DIRECTION: All lines below must be repeated exactly, with the pictures omitted.
----- PROVIDED DATA -----
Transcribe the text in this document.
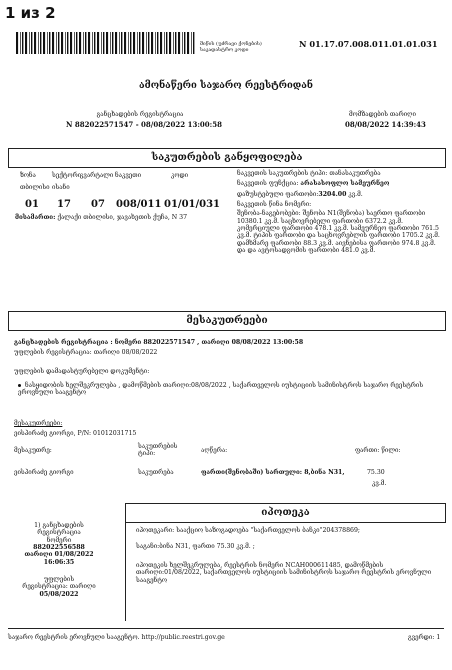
1 из 2
მიწის (უძრავი ქონების) საკადასტრო კოდი
N 01.17.07.008.011.01.01.031
ამონაწერი საჯარო რეესტრიდან
განცხადების რეგისტრაცია
N 882022571547 - 08/08/2022 13:00:58
მომზადების თარიღი
08/08/2022 14:39:43
საკუთრების განყოფილება
ზონა	სექტორი
კვარტალი ნაკვეთი	კოდი
თბილისი ისანი
01 17 07 008/011 01/01/031
მისამართი: ქალაქი თბილისი, ჯავახეთის ქუჩა, N 37
ნაკვეთის საკუთრების ტიპი: თანასაკუთრება
ნაკვეთის ფუნქცია: არასასოფლო სამეურნეო
დაზუსტებული ფართობი:3204.00 კვ.მ.
ნაკვეთის წინა ნომერი:
შენობა-ნაგებობები: შენობა N1(შენობა) საერთო ფართობი 10380.1 კვ.მ. საცხოვრებელი ფართობი 6372.2 კვ.მ. კომერციული ფართობი 478.1 კვ.მ. სამეურნეო ფართობი 761.5 კვ.მ. ტიპის ფართობი და საცხოვრებლის ფართობი 1705.2 კვ.მ. დამხმარე ფართობი 88.3 კვ.მ. აივნებისა ფართობი 974.8 კვ.მ. და და ავტოსადგომის ფართობი 481.0 კვ.მ.
მესაკუთრეები
განცხადების რეგისტრაცია : ნომერი 882022571547 , თარიღი 08/08/2022 13:00:58
უფლების რეგისტრაცია: თარიღი 08/08/2022
უფლების დამადასტურებელი დოკუმენტი:
ნასყიდობის ხელშეკრულება , დამოწმების თარიღი:08/08/2022 , საქართველოს იუსტიციის სამინისტროს საჯარო რეესტრის ეროვნული სააგენტო
მესაკუთრეები:
ეისპირაძე გიორგი, P/N: 01012031715
მესაკუთრე:
საკუთრების ტიპი:	აღწერა:	ფართი: წილი:
ეისპირაძე გიორგი	საკუთრება	ფართი(შენობაში) სართული: 8,ბინა N31,	75.30
კვ.მ.
იპოთეკა
1) განცხადების
რეგისტრაცია
ნომერი
882022556588
თარიღი 01/08/2022
16:06:35
უფლების
რეგისტრაცია: თარიღი
05/08/2022
იპოთეკარი: სააქციო საზოგადოება "საქართველოს ბანკი"204378869;
საგანი:ბინა N31, ფართი 75.30 კვ.მ. ;
იპოთეკის ხელშეკრულება, რეესტრის ნომერი NCAH000611485, დამოწმების თარიღი:01/08/2022, საქართველოს იუსტიციის სამინისტროს საჯარო რეესტრის ეროვნული სააგენტო
საჯარო რეესტრის ეროვნული სააგენტო. http://public.reestri.gov.ge	გვერდი: 1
-----
RESPONSE:
Transcribe the text in this document.
1 из 2
მიწის (უძრავი ქონების) საკადასტრო კოდი
N 01.17.07.008.011.01.01.031
ამონაწერი საჯარო რეესტრიდან
განცხადების რეგისტრაცია
N 882022571547 - 08/08/2022 13:00:58
მომზადების თარიღი
08/08/2022 14:39:43
საკუთრების განყოფილება
ზონა	სექტორი
კვარტალი ნაკვეთი	კოდი
თბილისი ისანი
01 17 07 008/011 01/01/031
მისამართი: ქალაქი თბილისი, ჯავახეთის ქუჩა, N 37
ნაკვეთის საკუთრების ტიპი: თანასაკუთრება
ნაკვეთის ფუნქცია: არასასოფლო სამეურნეო
დაზუსტებული ფართობი:3204.00 კვ.მ.
ნაკვეთის წინა ნომერი:
შენობა-ნაგებობები: შენობა N1(შენობა) საერთო ფართობი 10380.1 კვ.მ. საცხოვრებელი ფართობი 6372.2 კვ.მ. კომერციული ფართობი 478.1 კვ.მ. სამეურნეო ფართობი 761.5 კვ.მ. ტიპის ფართობი და საცხოვრებლის ფართობი 1705.2 კვ.მ. დამხმარე ფართობი 88.3 კვ.მ. აივნებისა ფართობი 974.8 კვ.მ. და და ავტოსადგომის ფართობი 481.0 კვ.მ.
მესაკუთრეები
განცხადების რეგისტრაცია : ნომერი 882022571547 , თარიღი 08/08/2022 13:00:58
უფლების რეგისტრაცია: თარიღი 08/08/2022
უფლების დამადასტურებელი დოკუმენტი:
ნასყიდობის ხელშეკრულება , დამოწმების თარიღი:08/08/2022 , საქართველოს იუსტიციის სამინისტროს საჯარო რეესტრის ეროვნული სააგენტო
მესაკუთრეები:
ეისპირაძე გიორგი, P/N: 01012031715
მესაკუთრე:
საკუთრების ტიპი:	აღწერა:	ფართი: წილი:
ეისპირაძე გიორგი	საკუთრება	ფართი(შენობაში) სართული: 8,ბინა N31,	75.30
კვ.მ.
იპოთეკა
1) განცხადების
რეგისტრაცია
ნომერი
882022556588
თარიღი 01/08/2022
16:06:35
უფლების
რეგისტრაცია: თარიღი
05/08/2022
იპოთეკარი: სააქციო საზოგადოება "საქართველოს ბანკი"204378869;
საგანი:ბინა N31, ფართი 75.30 კვ.მ. ;
იპოთეკის ხელშეკრულება, რეესტრის ნომერი NCAH000611485, დამოწმების თარიღი:01/08/2022, საქართველოს იუსტიციის სამინისტროს საჯარო რეესტრის ეროვნული სააგენტო
საჯარო რეესტრის ეროვნული სააგენტო. http://public.reestri.gov.ge	გვერდი: 1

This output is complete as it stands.